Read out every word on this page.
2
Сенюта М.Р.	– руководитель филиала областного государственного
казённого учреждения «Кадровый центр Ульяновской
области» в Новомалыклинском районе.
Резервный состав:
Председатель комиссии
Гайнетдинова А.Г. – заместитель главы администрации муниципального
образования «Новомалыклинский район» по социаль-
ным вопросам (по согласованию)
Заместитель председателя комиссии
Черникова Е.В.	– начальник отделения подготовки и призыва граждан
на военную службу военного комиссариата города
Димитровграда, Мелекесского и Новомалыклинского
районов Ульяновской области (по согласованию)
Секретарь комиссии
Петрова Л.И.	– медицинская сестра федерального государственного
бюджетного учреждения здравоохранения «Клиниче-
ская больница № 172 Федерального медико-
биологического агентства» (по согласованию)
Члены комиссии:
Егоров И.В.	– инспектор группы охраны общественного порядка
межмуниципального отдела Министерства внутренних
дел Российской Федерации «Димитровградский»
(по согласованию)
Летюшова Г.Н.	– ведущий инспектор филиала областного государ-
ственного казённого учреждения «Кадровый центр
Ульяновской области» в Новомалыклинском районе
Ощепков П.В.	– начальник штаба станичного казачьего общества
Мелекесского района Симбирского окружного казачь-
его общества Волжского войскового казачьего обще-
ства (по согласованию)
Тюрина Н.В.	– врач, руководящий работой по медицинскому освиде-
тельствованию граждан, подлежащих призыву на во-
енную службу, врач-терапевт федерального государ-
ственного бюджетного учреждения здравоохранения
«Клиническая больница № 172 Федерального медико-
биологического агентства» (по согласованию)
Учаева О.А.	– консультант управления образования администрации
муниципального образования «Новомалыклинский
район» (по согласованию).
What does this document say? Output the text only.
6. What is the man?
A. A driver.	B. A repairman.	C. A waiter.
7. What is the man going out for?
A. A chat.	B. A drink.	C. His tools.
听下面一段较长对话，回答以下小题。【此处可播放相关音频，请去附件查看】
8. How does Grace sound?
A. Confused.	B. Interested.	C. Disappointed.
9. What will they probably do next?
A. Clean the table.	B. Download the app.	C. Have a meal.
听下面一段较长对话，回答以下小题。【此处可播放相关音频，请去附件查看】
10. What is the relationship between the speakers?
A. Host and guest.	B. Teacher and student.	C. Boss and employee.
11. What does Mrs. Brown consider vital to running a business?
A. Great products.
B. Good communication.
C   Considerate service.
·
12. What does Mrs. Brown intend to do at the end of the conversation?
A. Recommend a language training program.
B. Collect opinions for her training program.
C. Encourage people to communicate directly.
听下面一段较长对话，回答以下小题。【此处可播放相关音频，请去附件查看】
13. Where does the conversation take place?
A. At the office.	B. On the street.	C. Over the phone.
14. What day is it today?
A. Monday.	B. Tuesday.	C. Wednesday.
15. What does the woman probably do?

• WHAT THE TASK REQUIRES: Restate every entry word for word.

• OUTPUT:
Read out every word on this page.
2
Сенюта М.Р.	– руководитель филиала областного государственного
казённого учреждения «Кадровый центр Ульяновской
области» в Новомалыклинском районе.
Резервный состав:
Председатель комиссии
Гайнетдинова А.Г. – заместитель главы администрации муниципального
образования «Новомалыклинский район» по социаль-
ным вопросам (по согласованию)
Заместитель председателя комиссии
Черникова Е.В.	– начальник отделения подготовки и призыва граждан
на военную службу военного комиссариата города
Димитровграда, Мелекесского и Новомалыклинского
районов Ульяновской области (по согласованию)
Секретарь комиссии
Петрова Л.И.	– медицинская сестра федерального государственного
бюджетного учреждения здравоохранения «Клиниче-
ская больница № 172 Федерального медико-
биологического агентства» (по согласованию)
Члены комиссии:
Егоров И.В.	– инспектор группы охраны общественного порядка
межмуниципального отдела Министерства внутренних
дел Российской Федерации «Димитровградский»
(по согласованию)
Летюшова Г.Н.	– ведущий инспектор филиала областного государ-
ственного казённого учреждения «Кадровый центр
Ульяновской области» в Новомалыклинском районе
Ощепков П.В.	– начальник штаба станичного казачьего общества
Мелекесского района Симбирского окружного казачь-
его общества Волжского войскового казачьего обще-
ства (по согласованию)
Тюрина Н.В.	– врач, руководящий работой по медицинскому освиде-
тельствованию граждан, подлежащих призыву на во-
енную службу, врач-терапевт федерального государ-
ственного бюджетного учреждения здравоохранения
«Клиническая больница № 172 Федерального медико-
биологического агентства» (по согласованию)
Учаева О.А.	– консультант управления образования администрации
муниципального образования «Новомалыклинский
район» (по согласованию).
What does this document say? Output the text only.
6. What is the man?
A. A driver.	B. A repairman.	C. A waiter.
7. What is the man going out for?
A. A chat.	B. A drink.	C. His tools.
听下面一段较长对话，回答以下小题。【此处可播放相关音频，请去附件查看】
8. How does Grace sound?
A. Confused.	B. Interested.	C. Disappointed.
9. What will they probably do next?
A. Clean the table.	B. Download the app.	C. Have a meal.
听下面一段较长对话，回答以下小题。【此处可播放相关音频，请去附件查看】
10. What is the relationship between the speakers?
A. Host and guest.	B. Teacher and student.	C. Boss and employee.
11. What does Mrs. Brown consider vital to running a business?
A. Great products.
B. Good communication.
C   Considerate service.
·
12. What does Mrs. Brown intend to do at the end of the conversation?
A. Recommend a language training program.
B. Collect opinions for her training program.
C. Encourage people to communicate directly.
听下面一段较长对话，回答以下小题。【此处可播放相关音频，请去附件查看】
13. Where does the conversation take place?
A. At the office.	B. On the street.	C. Over the phone.
14. What day is it today?
A. Monday.	B. Tuesday.	C. Wednesday.
15. What does the woman probably do?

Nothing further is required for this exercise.